▶ _Exercise details_
From the records below, copy every line that contains the word "this".

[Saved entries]
"""
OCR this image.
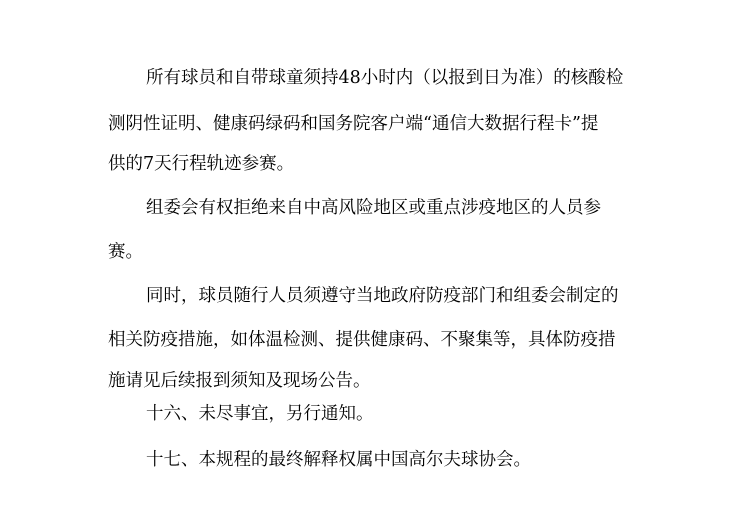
所有球员和自带球童须持48小时内（以报到日为准）的核酸检
测阴性证明、健康码绿码和国务院客户端“通信大数据行程卡”提
供的7天行程轨迹参赛。
组委会有权拒绝来自中高风险地区或重点涉疫地区的人员参
赛。
同时，球员随行人员须遵守当地政府防疫部门和组委会制定的
相关防疫措施，如体温检测、提供健康码、不聚集等，具体防疫措
施请见后续报到须知及现场公告。
十六、未尽事宜，另行通知。
十七、本规程的最终解释权属中国高尔夫球协会。
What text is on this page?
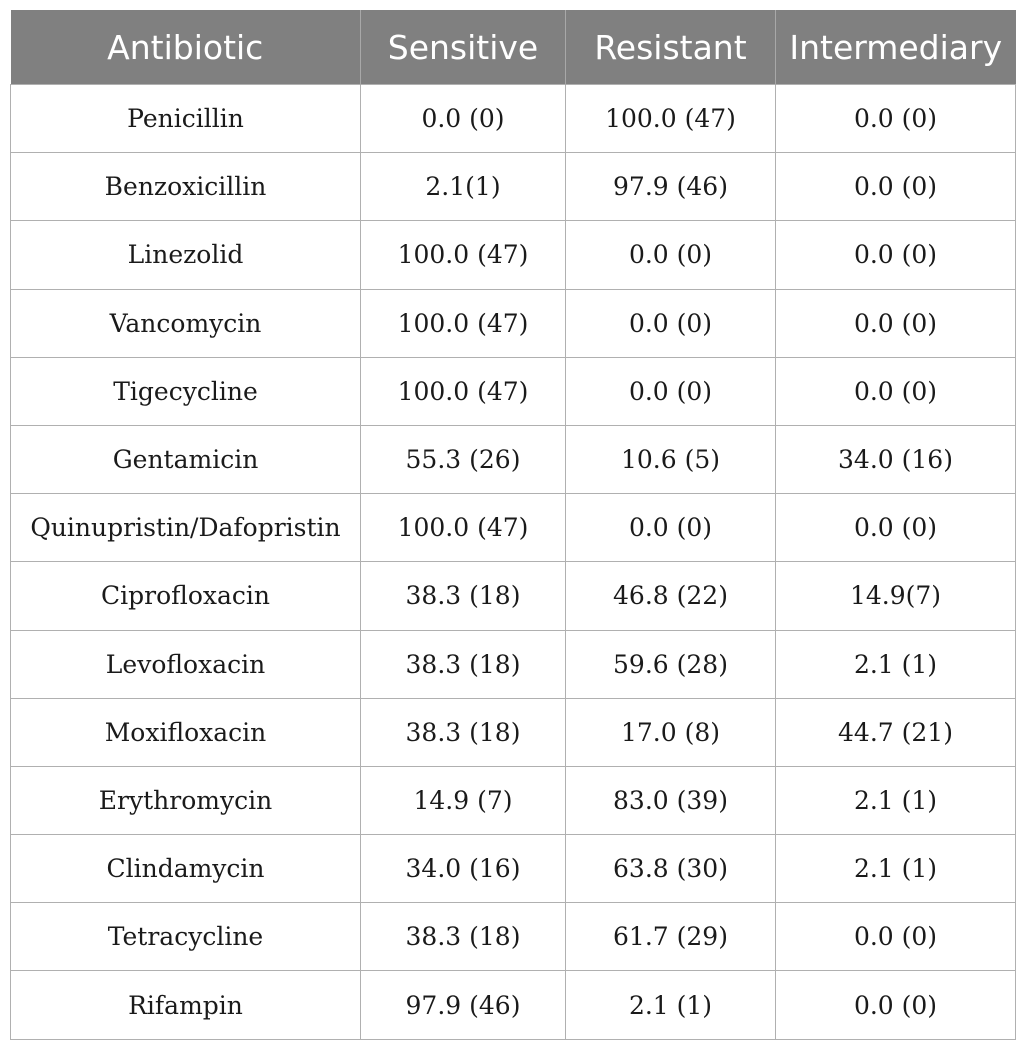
Antibiotic	Sensitive	Resistant	Intermediary
Penicillin	0.0 (0)	100.0 (47)	0.0 (0)
Benzoxicillin	2.1(1)	97.9 (46)	0.0 (0)
Linezolid	100.0 (47)	0.0 (0)	0.0 (0)
Vancomycin	100.0 (47)	0.0 (0)	0.0 (0)
Tigecycline	100.0 (47)	0.0 (0)	0.0 (0)
Gentamicin	55.3 (26)	10.6 (5)	34.0 (16)
Quinupristin/Dafopristin	100.0 (47)	0.0 (0)	0.0 (0)
Ciprofloxacin	38.3 (18)	46.8 (22)	14.9(7)
Levofloxacin	38.3 (18)	59.6 (28)	2.1 (1)
Moxifloxacin	38.3 (18)	17.0 (8)	44.7 (21)
Erythromycin	14.9 (7)	83.0 (39)	2.1 (1)
Clindamycin	34.0 (16)	63.8 (30)	2.1 (1)
Tetracycline	38.3 (18)	61.7 (29)	0.0 (0)
Rifampin	97.9 (46)	2.1 (1)	0.0 (0)
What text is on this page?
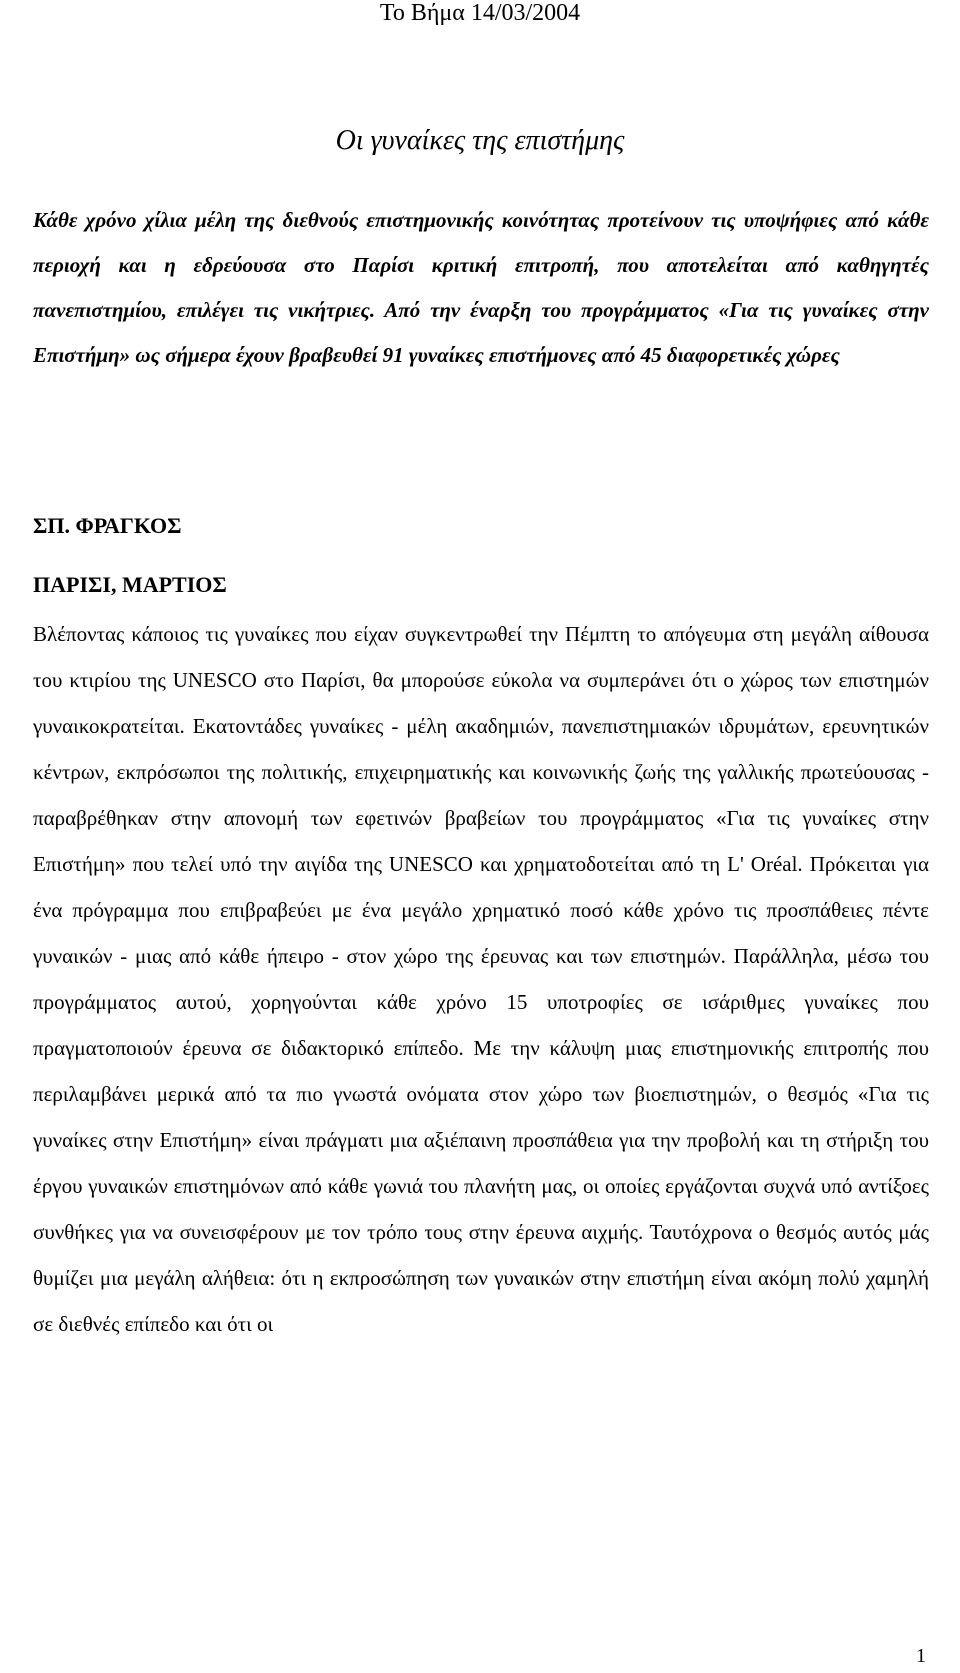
Το Βήμα 14/03/2004
Οι γυναίκες της επιστήμης

Κάθε χρόνο χίλια μέλη της διεθνούς επιστημονικής κοινότητας προτείνουν τις υποψήφιες από κάθε περιοχή και η εδρεύουσα στο Παρίσι κριτική επιτροπή, που αποτελείται από καθηγητές πανεπιστημίου, επιλέγει τις νικήτριες. Από την έναρξη του προγράμματος «Για τις γυναίκες στην Επιστήμη» ως σήμερα έχουν βραβευθεί 91 γυναίκες επιστήμονες από 45 διαφορετικές χώρες

ΣΠ. ΦΡΑΓΚΟΣ
ΠΑΡΙΣΙ, ΜΑΡΤΙΟΣ

Βλέποντας κάποιος τις γυναίκες που είχαν συγκεντρωθεί την Πέμπτη το απόγευμα στη μεγάλη αίθουσα του κτιρίου της UNESCO στο Παρίσι, θα μπορούσε εύκολα να συμπεράνει ότι ο χώρος των επιστημών γυναικοκρατείται. Εκατοντάδες γυναίκες - μέλη ακαδημιών, πανεπιστημιακών ιδρυμάτων, ερευνητικών κέντρων, εκπρόσωποι της πολιτικής, επιχειρηματικής και κοινωνικής ζωής της γαλλικής πρωτεύουσας - παραβρέθηκαν στην απονομή των εφετινών βραβείων του προγράμματος «Για τις γυναίκες στην Επιστήμη» που τελεί υπό την αιγίδα της UNESCO και χρηματοδοτείται από τη L' Oréal. Πρόκειται για ένα πρόγραμμα που επιβραβεύει με ένα μεγάλο χρηματικό ποσό κάθε χρόνο τις προσπάθειες πέντε γυναικών - μιας από κάθε ήπειρο - στον χώρο της έρευνας και των επιστημών. Παράλληλα, μέσω του προγράμματος αυτού, χορηγούνται κάθε χρόνο 15 υποτροφίες σε ισάριθμες γυναίκες που πραγματοποιούν έρευνα σε διδακτορικό επίπεδο. Με την κάλυψη μιας επιστημονικής επιτροπής που περιλαμβάνει μερικά από τα πιο γνωστά ονόματα στον χώρο των βιοεπιστημών, ο θεσμός «Για τις γυναίκες στην Επιστήμη» είναι πράγματι μια αξιέπαινη προσπάθεια για την προβολή και τη στήριξη του έργου γυναικών επιστημόνων από κάθε γωνιά του πλανήτη μας, οι οποίες εργάζονται συχνά υπό αντίξοες συνθήκες για να συνεισφέρουν με τον τρόπο τους στην έρευνα αιχμής. Ταυτόχρονα ο θεσμός αυτός μάς θυμίζει μια μεγάλη αλήθεια: ότι η εκπροσώπηση των γυναικών στην επιστήμη είναι ακόμη πολύ χαμηλή σε διεθνές επίπεδο και ότι οι

1
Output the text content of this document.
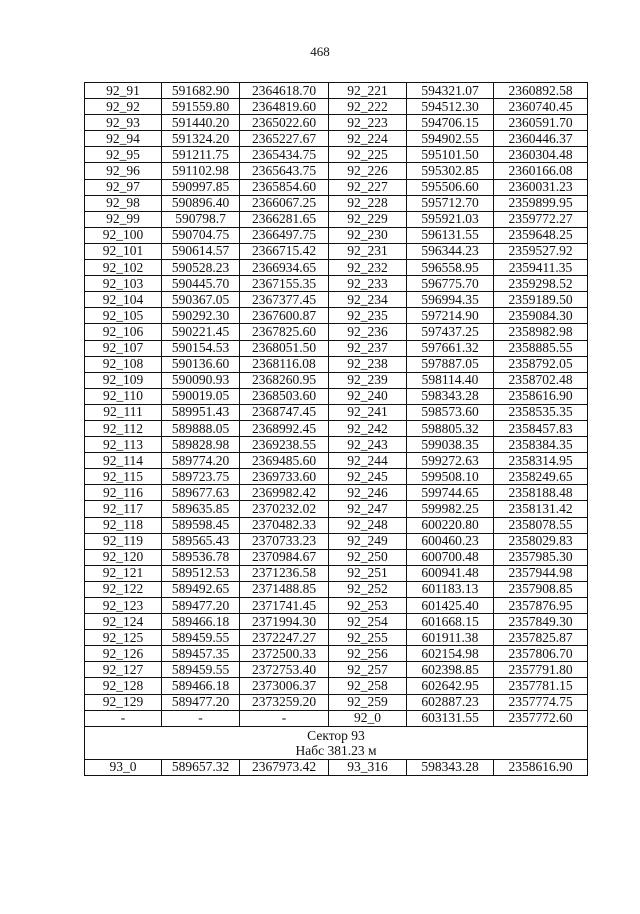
468
92_91	591682.90	2364618.70	92_221	594321.07	2360892.58
92_92	591559.80	2364819.60	92_222	594512.30	2360740.45
92_93	591440.20	2365022.60	92_223	594706.15	2360591.70
92_94	591324.20	2365227.67	92_224	594902.55	2360446.37
92_95	591211.75	2365434.75	92_225	595101.50	2360304.48
92_96	591102.98	2365643.75	92_226	595302.85	2360166.08
92_97	590997.85	2365854.60	92_227	595506.60	2360031.23
92_98	590896.40	2366067.25	92_228	595712.70	2359899.95
92_99	590798.7	2366281.65	92_229	595921.03	2359772.27
92_100	590704.75	2366497.75	92_230	596131.55	2359648.25
92_101	590614.57	2366715.42	92_231	596344.23	2359527.92
92_102	590528.23	2366934.65	92_232	596558.95	2359411.35
92_103	590445.70	2367155.35	92_233	596775.70	2359298.52
92_104	590367.05	2367377.45	92_234	596994.35	2359189.50
92_105	590292.30	2367600.87	92_235	597214.90	2359084.30
92_106	590221.45	2367825.60	92_236	597437.25	2358982.98
92_107	590154.53	2368051.50	92_237	597661.32	2358885.55
92_108	590136.60	2368116.08	92_238	597887.05	2358792.05
92_109	590090.93	2368260.95	92_239	598114.40	2358702.48
92_110	590019.05	2368503.60	92_240	598343.28	2358616.90
92_111	589951.43	2368747.45	92_241	598573.60	2358535.35
92_112	589888.05	2368992.45	92_242	598805.32	2358457.83
92_113	589828.98	2369238.55	92_243	599038.35	2358384.35
92_114	589774.20	2369485.60	92_244	599272.63	2358314.95
92_115	589723.75	2369733.60	92_245	599508.10	2358249.65
92_116	589677.63	2369982.42	92_246	599744.65	2358188.48
92_117	589635.85	2370232.02	92_247	599982.25	2358131.42
92_118	589598.45	2370482.33	92_248	600220.80	2358078.55
92_119	589565.43	2370733.23	92_249	600460.23	2358029.83
92_120	589536.78	2370984.67	92_250	600700.48	2357985.30
92_121	589512.53	2371236.58	92_251	600941.48	2357944.98
92_122	589492.65	2371488.85	92_252	601183.13	2357908.85
92_123	589477.20	2371741.45	92_253	601425.40	2357876.95
92_124	589466.18	2371994.30	92_254	601668.15	2357849.30
92_125	589459.55	2372247.27	92_255	601911.38	2357825.87
92_126	589457.35	2372500.33	92_256	602154.98	2357806.70
92_127	589459.55	2372753.40	92_257	602398.85	2357791.80
92_128	589466.18	2373006.37	92_258	602642.95	2357781.15
92_129	589477.20	2373259.20	92_259	602887.23	2357774.75
-	-	-	92_0	603131.55	2357772.60

Сектор 93
Набс 381.23 м					

93_0	589657.32	2367973.42	93_316	598343.28	2358616.90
"""
▶ _Reply_
OCR this image.
What text is on this page?
What text is on this page?
Output the text content of this document.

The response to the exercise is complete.